#### [EXERCISE]
Search the records for the word "dignité" and pick out every line that has it.

#### [PROVIDED DATA]
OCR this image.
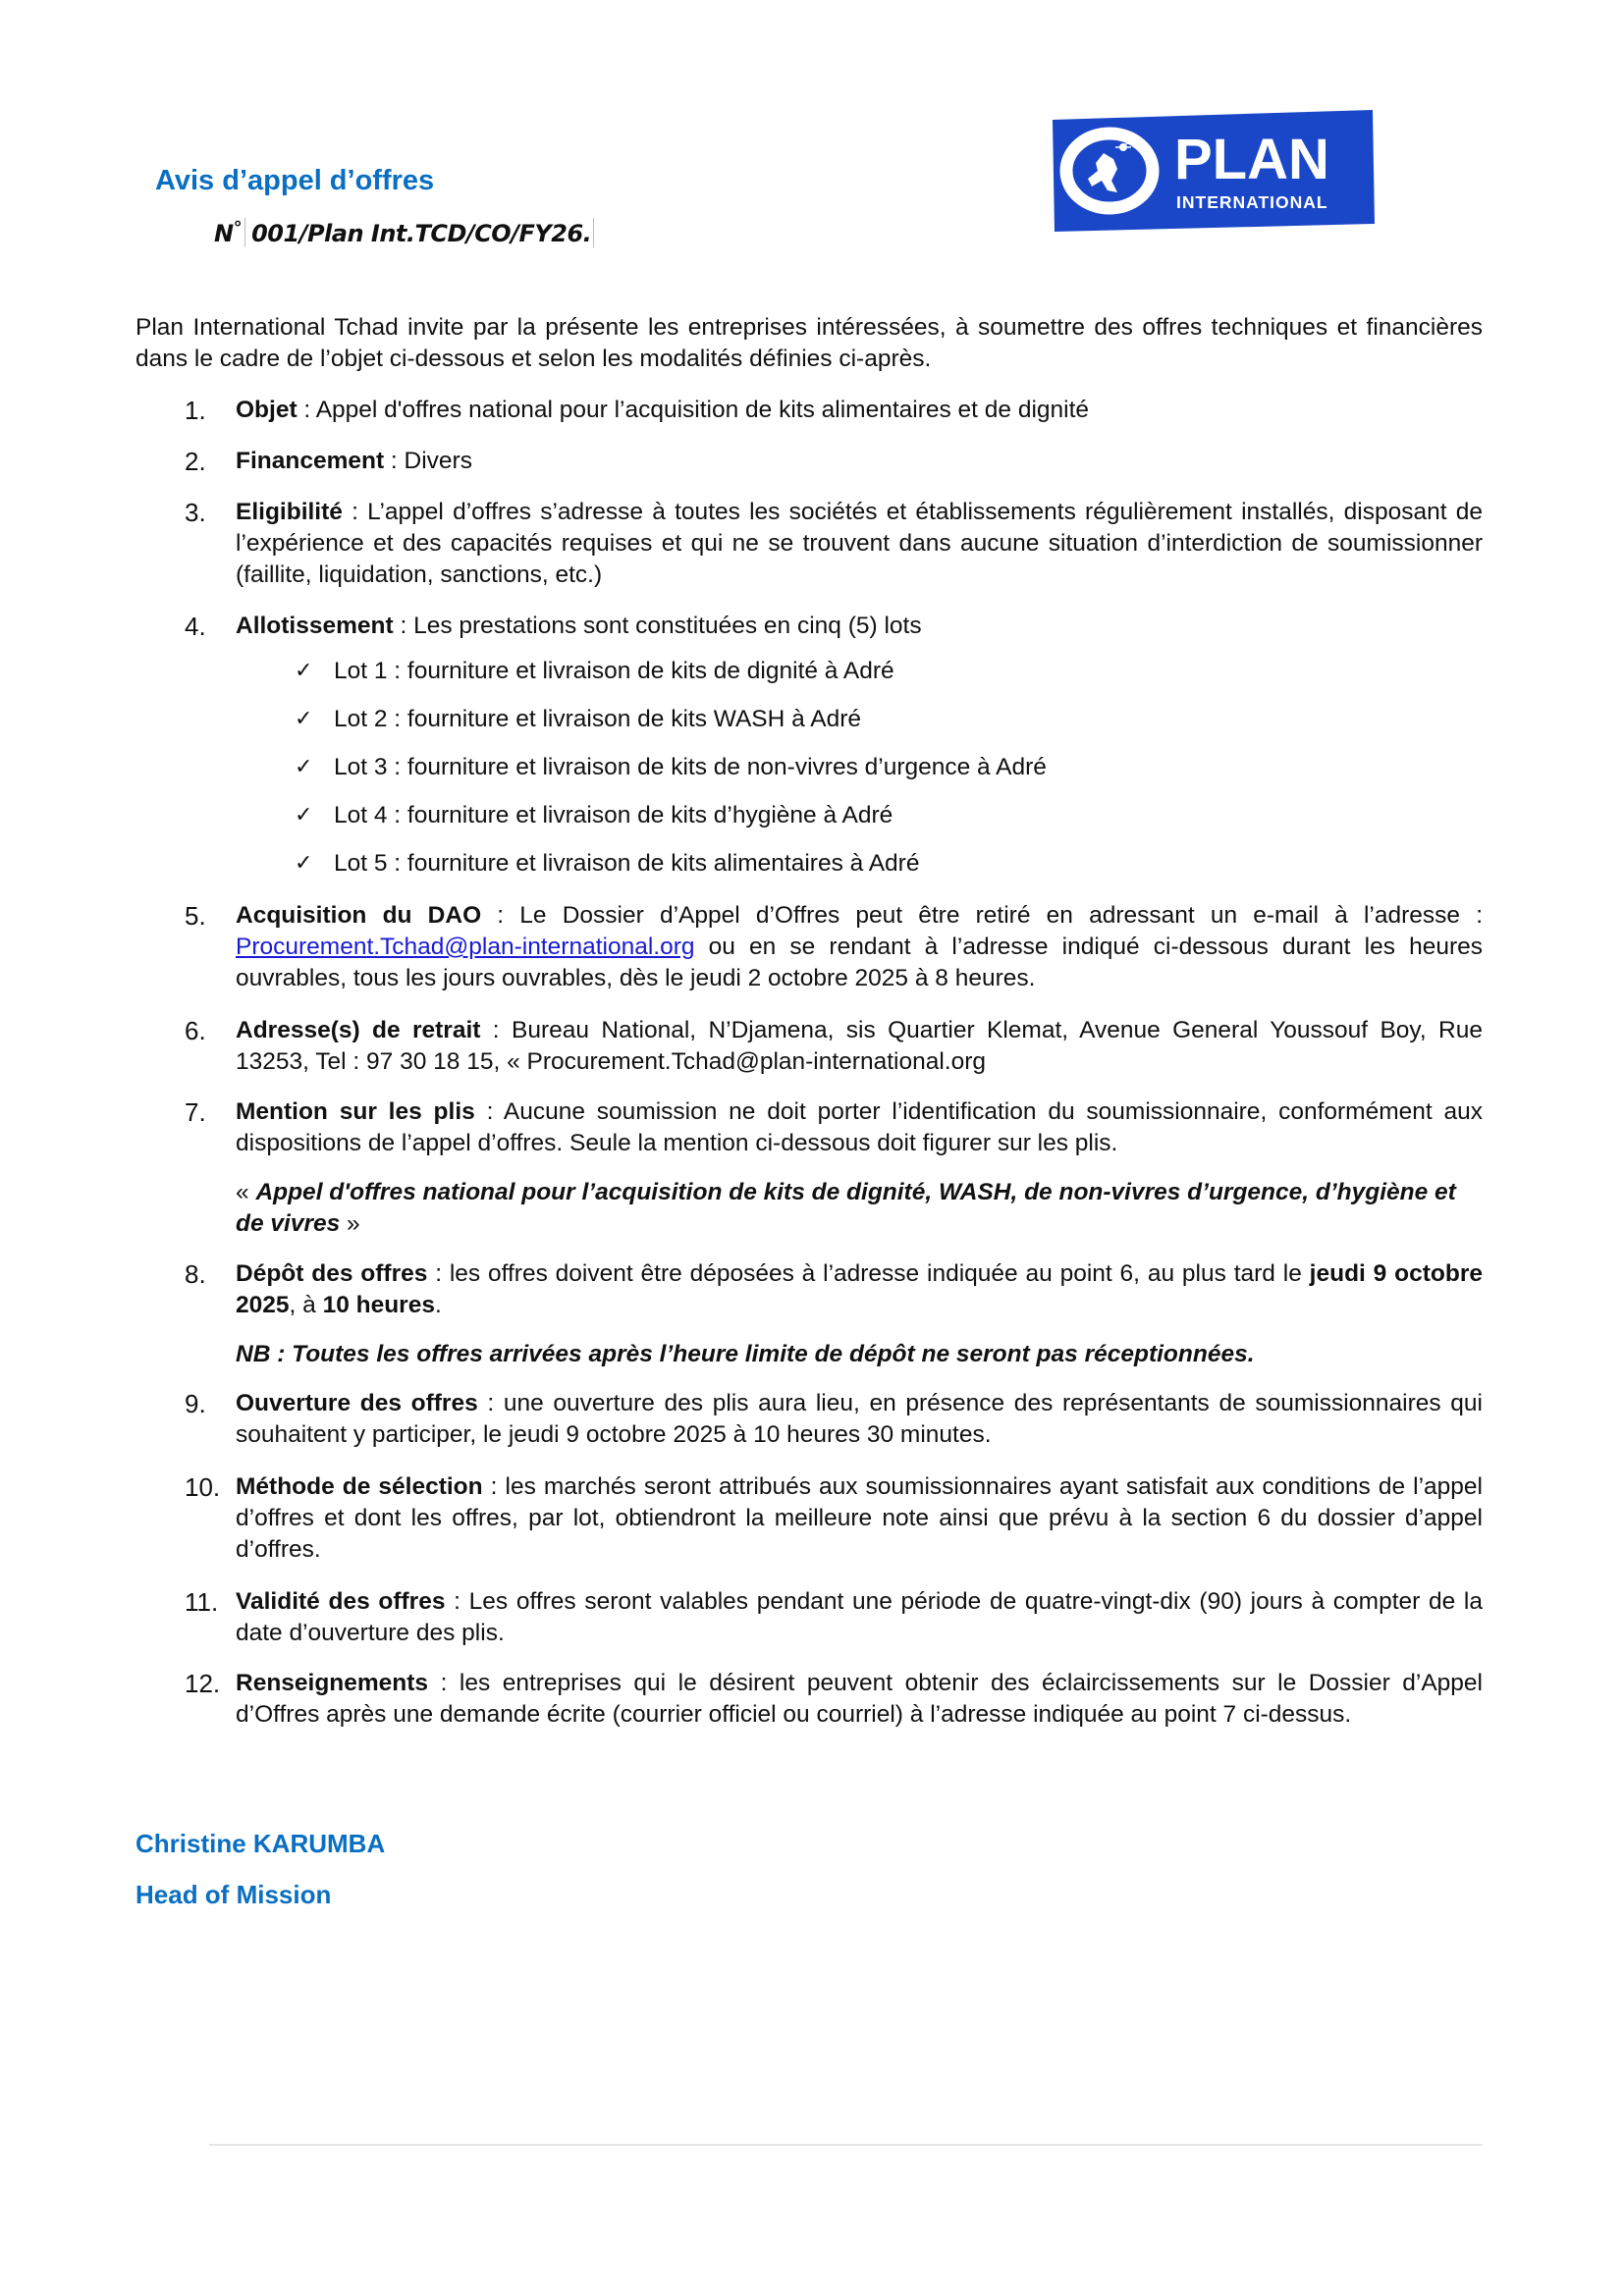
Avis d’appel d’offres
N° 001/Plan Int.TCD/CO/FY26.
PLAN
INTERNATIONAL
Plan International Tchad invite par la présente les entreprises intéressées, à soumettre des offres techniques et financières dans le cadre de l’objet ci-dessous et selon les modalités définies ci-après.
1. Objet : Appel d'offres national pour l’acquisition de kits alimentaires et de dignité
2. Financement : Divers
3. Eligibilité : L’appel d’offres s’adresse à toutes les sociétés et établissements régulièrement installés, disposant de l’expérience et des capacités requises et qui ne se trouvent dans aucune situation d’interdiction de soumissionner (faillite, liquidation, sanctions, etc.)
4. Allotissement : Les prestations sont constituées en cinq (5) lots
✓ Lot 1 : fourniture et livraison de kits de dignité à Adré
✓ Lot 2 : fourniture et livraison de kits WASH à Adré
✓ Lot 3 : fourniture et livraison de kits de non-vivres d’urgence à Adré
✓ Lot 4 : fourniture et livraison de kits d’hygiène à Adré
✓ Lot 5 : fourniture et livraison de kits alimentaires à Adré
5. Acquisition du DAO : Le Dossier d’Appel d’Offres peut être retiré en adressant un e-mail à l’adresse : Procurement.Tchad@plan-international.org ou en se rendant à l’adresse indiqué ci-dessous durant les heures ouvrables, tous les jours ouvrables, dès le jeudi 2 octobre 2025 à 8 heures.
6. Adresse(s) de retrait : Bureau National, N’Djamena, sis Quartier Klemat, Avenue General Youssouf Boy, Rue 13253, Tel : 97 30 18 15, « Procurement.Tchad@plan-international.org
7. Mention sur les plis : Aucune soumission ne doit porter l’identification du soumissionnaire, conformément aux dispositions de l’appel d’offres. Seule la mention ci-dessous doit figurer sur les plis.
« Appel d'offres national pour l’acquisition de kits de dignité, WASH, de non-vivres d’urgence, d’hygiène et de vivres »
8. Dépôt des offres : les offres doivent être déposées à l’adresse indiquée au point 6, au plus tard le jeudi 9 octobre 2025, à 10 heures.
NB : Toutes les offres arrivées après l’heure limite de dépôt ne seront pas réceptionnées.
9. Ouverture des offres : une ouverture des plis aura lieu, en présence des représentants de soumissionnaires qui souhaitent y participer, le jeudi 9 octobre 2025 à 10 heures 30 minutes.
10. Méthode de sélection : les marchés seront attribués aux soumissionnaires ayant satisfait aux conditions de l’appel d’offres et dont les offres, par lot, obtiendront la meilleure note ainsi que prévu à la section 6 du dossier d’appel d’offres.
11. Validité des offres : Les offres seront valables pendant une période de quatre-vingt-dix (90) jours à compter de la date d’ouverture des plis.
12. Renseignements : les entreprises qui le désirent peuvent obtenir des éclaircissements sur le Dossier d’Appel d’Offres après une demande écrite (courrier officiel ou courriel) à l’adresse indiquée au point 7 ci-dessus.
Christine KARUMBA
Head of Mission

#### [SOLUTION FOR THIS EXERCISE]
1. Objet : Appel d'offres national pour l’acquisition de kits alimentaires et de dignité
✓ Lot 1 : fourniture et livraison de kits de dignité à Adré
« Appel d'offres national pour l’acquisition de kits de dignité, WASH, de non-vivres d’urgence, d’hygiène et de vivres »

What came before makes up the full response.